### Task requirements
Every line below that mentions the word "DVI显卡" should be copied out.

----- Record excerpts -----

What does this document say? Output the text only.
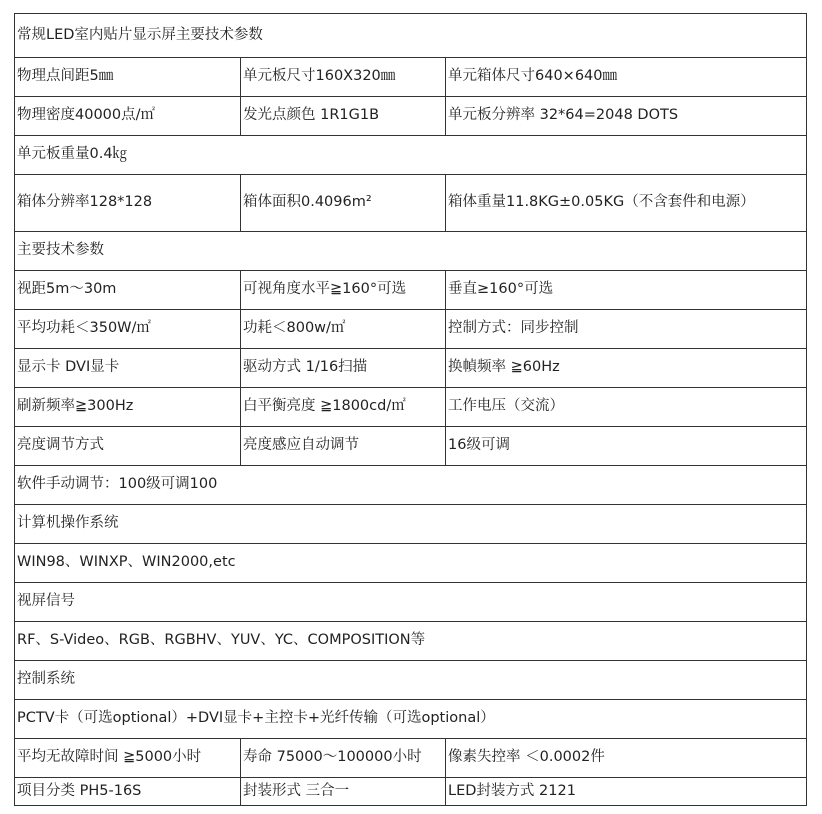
常规LED室内贴片显示屏主要技术参数		
物理点间距5㎜	单元板尺寸160X320㎜	单元箱体尺寸640×640㎜
物理密度40000点/㎡	发光点颜色 1R1G1B	单元板分辨率 32*64=2048 DOTS
单元板重量0.4㎏		
箱体分辨率128*128	箱体面积0.4096m²	箱体重量11.8KG±0.05KG（不含套件和电源）
主要技术参数		
视距5m～30m	可视角度水平≧160°可选	垂直≥160°可选
平均功耗＜350W/㎡	功耗＜800w/㎡	控制方式：同步控制
显示卡 DVI显卡	驱动方式 1/16扫描	换幀频率 ≧60Hz
刷新频率≧300Hz	白平衡亮度 ≧1800cd/㎡	工作电压（交流）
亮度调节方式	亮度感应自动调节	16级可调
软件手动调节：100级可调100		
计算机操作系统		
WIN98、WINXP、WIN2000,etc		
视屏信号		
RF、S-Video、RGB、RGBHV、YUV、YC、COMPOSITION等		
控制系统		
PCTV卡（可选optional）+DVI显卡+主控卡+光纤传输（可选optional）		
平均无故障时间 ≧5000小时	寿命 75000～100000小时	像素失控率 ＜0.0002件
项目分类 PH5-16S	封装形式 三合一	LED封装方式 2121
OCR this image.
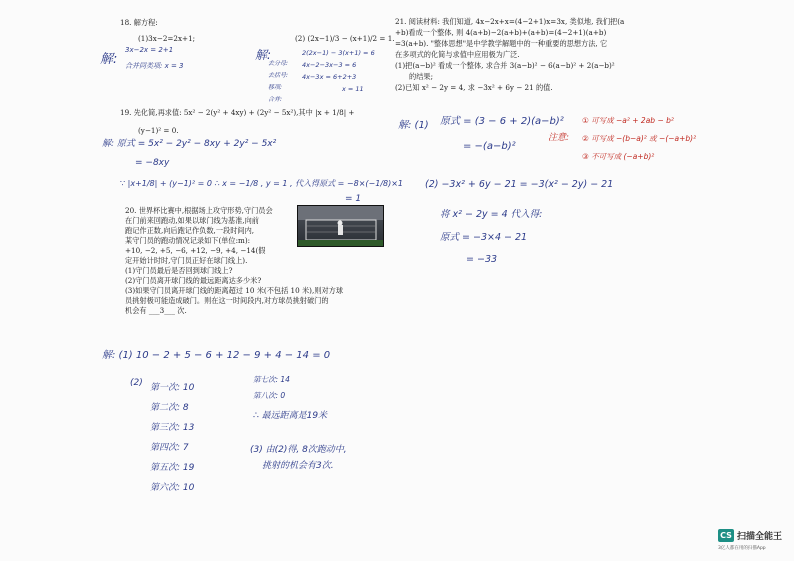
18. 解方程:
(1)3x−2=2x+1;	(2) (2x−1)/3 − (x+1)/2 = 1.
解:
3x−2x = 2+1
合并同类项: x = 3
解:
去分母:
去括号:
移项:
合并:
2(2x−1) − 3(x+1) = 6
4x−2−3x−3 = 6
4x−3x = 6+2+3
x = 11
19. 先化简,再求值: 5x² − 2(y² + 4xy) + (2y² − 5x²),其中 |x + 1/8| +
(y−1)² = 0.
解: 原式 = 5x² − 2y² − 8xy + 2y² − 5x²
= −8xy
∵ |x+1/8| + (y−1)² = 0 ∴ x = −1/8 , y = 1 , 代入得原式 = −8×(−1/8)×1
= 1
20. 世界杯比赛中,根据场上攻守形势,守门员会
在门前来回跑动,如果以球门线为基准,向前
跑记作正数,向后跑记作负数,一段时间内,
某守门员的跑动情况记录如下(单位:m):
+10, −2, +5, −6, +12, −9, +4, −14(假
定开始计时时,守门员正好在球门线上).
(1)守门员最后是否回到球门线上?
(2)守门员离开球门线的最远距离达多少米?
(3)如果守门员离开球门线的距离超过 10 米(不包括 10 米),则对方球
员挑射极可能造成破门。则在这一时间段内,对方球员挑射破门的
机会有 ___3___ 次.
解: (1) 10 − 2 + 5 − 6 + 12 − 9 + 4 − 14 = 0
(2) 第一次: 10
第二次: 8
第三次: 13
第四次: 7
第五次: 19
第六次: 10
第七次: 14
第八次: 0
∴ 最远距离是19米
(3) 由(2)得, 8次跑动中,
挑射的机会有3次.
21. 阅读材料: 我们知道, 4x−2x+x=(4−2+1)x=3x, 类似地, 我们把(a
+b)看成一个整体, 则 4(a+b)−2(a+b)+(a+b)=(4−2+1)(a+b)
=3(a+b). "整体思想"是中学教学解题中的一种重要的思想方法, 它
在多项式的化简与求值中应用极为广泛.
(1)把(a−b)² 看成一个整体, 求合并 3(a−b)² − 6(a−b)² + 2(a−b)²
的结果;
(2)已知 x² − 2y = 4, 求 −3x² + 6y − 21 的值.
解: (1) 原式 = (3 − 6 + 2)(a−b)²
= −(a−b)²
注意:
① 可写成 −a² + 2ab − b²
② 可写成 −(b−a)² 或 −(−a+b)²
③ 不可写成 (−a+b)²
(2) −3x² + 6y − 21 = −3(x² − 2y) − 21
将 x² − 2y = 4 代入得:
原式 = −3×4 − 21
= −33
CS 扫描全能王
3亿人都在用的扫描App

-----

### Solution for this exercise
显示卡 DVI显卡	驱动方式 1/16扫描	换幀频率 ≧60Hz
PCTV卡（可选optional）+DVI显卡+主控卡+光纤传输（可选optional）		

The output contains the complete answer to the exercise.